## WRITTEN PROBLEM
Below is some material; transcribe all of it exactly.

## DATASET CONTENT
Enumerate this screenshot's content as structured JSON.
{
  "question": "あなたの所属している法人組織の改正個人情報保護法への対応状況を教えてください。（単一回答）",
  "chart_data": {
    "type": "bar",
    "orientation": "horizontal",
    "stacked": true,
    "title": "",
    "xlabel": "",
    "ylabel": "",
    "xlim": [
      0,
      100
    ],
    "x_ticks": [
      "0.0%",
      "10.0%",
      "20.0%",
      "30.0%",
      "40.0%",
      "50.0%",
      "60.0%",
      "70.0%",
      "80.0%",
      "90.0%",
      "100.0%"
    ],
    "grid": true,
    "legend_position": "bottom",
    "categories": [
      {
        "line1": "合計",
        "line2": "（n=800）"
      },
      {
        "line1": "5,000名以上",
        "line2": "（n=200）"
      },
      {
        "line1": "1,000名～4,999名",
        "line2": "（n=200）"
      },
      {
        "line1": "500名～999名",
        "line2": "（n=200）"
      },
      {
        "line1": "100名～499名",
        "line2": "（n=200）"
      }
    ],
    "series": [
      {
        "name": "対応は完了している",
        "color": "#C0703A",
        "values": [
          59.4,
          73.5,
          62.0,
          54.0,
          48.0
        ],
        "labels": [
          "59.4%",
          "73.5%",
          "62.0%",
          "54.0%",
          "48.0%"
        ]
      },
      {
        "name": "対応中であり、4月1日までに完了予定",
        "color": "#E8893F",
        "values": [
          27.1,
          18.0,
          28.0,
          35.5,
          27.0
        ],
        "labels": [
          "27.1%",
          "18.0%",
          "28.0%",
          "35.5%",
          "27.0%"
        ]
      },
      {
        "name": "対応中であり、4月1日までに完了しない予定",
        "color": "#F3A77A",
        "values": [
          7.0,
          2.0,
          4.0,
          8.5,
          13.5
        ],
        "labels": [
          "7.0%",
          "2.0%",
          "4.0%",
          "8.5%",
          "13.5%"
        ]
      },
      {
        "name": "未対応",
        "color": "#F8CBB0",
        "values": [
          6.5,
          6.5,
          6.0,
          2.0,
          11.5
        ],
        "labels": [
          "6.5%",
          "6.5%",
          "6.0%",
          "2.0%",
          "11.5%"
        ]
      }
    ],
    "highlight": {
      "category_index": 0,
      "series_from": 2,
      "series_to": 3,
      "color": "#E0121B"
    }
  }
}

## TASK RESULT
Enumerate this screenshot's content as structured JSON.
{
  "question": "あなたの所属している法人組織の改正個人情報保護法への対応状況を教えてください。（単一回答）",
  "chart_data": {
    "type": "bar",
    "orientation": "horizontal",
    "stacked": true,
    "title": "",
    "xlabel": "",
    "ylabel": "",
    "xlim": [
      0,
      100
    ],
    "x_ticks": [
      "0.0%",
      "10.0%",
      "20.0%",
      "30.0%",
      "40.0%",
      "50.0%",
      "60.0%",
      "70.0%",
      "80.0%",
      "90.0%",
      "100.0%"
    ],
    "grid": true,
    "legend_position": "bottom",
    "categories": [
      {
        "line1": "合計",
        "line2": "（n=800）"
      },
      {
        "line1": "5,000名以上",
        "line2": "（n=200）"
      },
      {
        "line1": "1,000名～4,999名",
        "line2": "（n=200）"
      },
      {
        "line1": "500名～999名",
        "line2": "（n=200）"
      },
      {
        "line1": "100名～499名",
        "line2": "（n=200）"
      }
    ],
    "series": [
      {
        "name": "対応は完了している",
        "color": "#C0703A",
        "values": [
          59.4,
          73.5,
          62.0,
          54.0,
          48.0
        ],
        "labels": [
          "59.4%",
          "73.5%",
          "62.0%",
          "54.0%",
          "48.0%"
        ]
      },
      {
        "name": "対応中であり、4月1日までに完了予定",
        "color": "#E8893F",
        "values": [
          27.1,
          18.0,
          28.0,
          35.5,
          27.0
        ],
        "labels": [
          "27.1%",
          "18.0%",
          "28.0%",
          "35.5%",
          "27.0%"
        ]
      },
      {
        "name": "対応中であり、4月1日までに完了しない予定",
        "color": "#F3A77A",
        "values": [
          7.0,
          2.0,
          4.0,
          8.5,
          13.5
        ],
        "labels": [
          "7.0%",
          "2.0%",
          "4.0%",
          "8.5%",
          "13.5%"
        ]
      },
      {
        "name": "未対応",
        "color": "#F8CBB0",
        "values": [
          6.5,
          6.5,
          6.0,
          2.0,
          11.5
        ],
        "labels": [
          "6.5%",
          "6.5%",
          "6.0%",
          "2.0%",
          "11.5%"
        ]
      }
    ],
    "highlight": {
      "category_index": 0,
      "series_from": 2,
      "series_to": 3,
      "color": "#E0121B"
    }
  }
}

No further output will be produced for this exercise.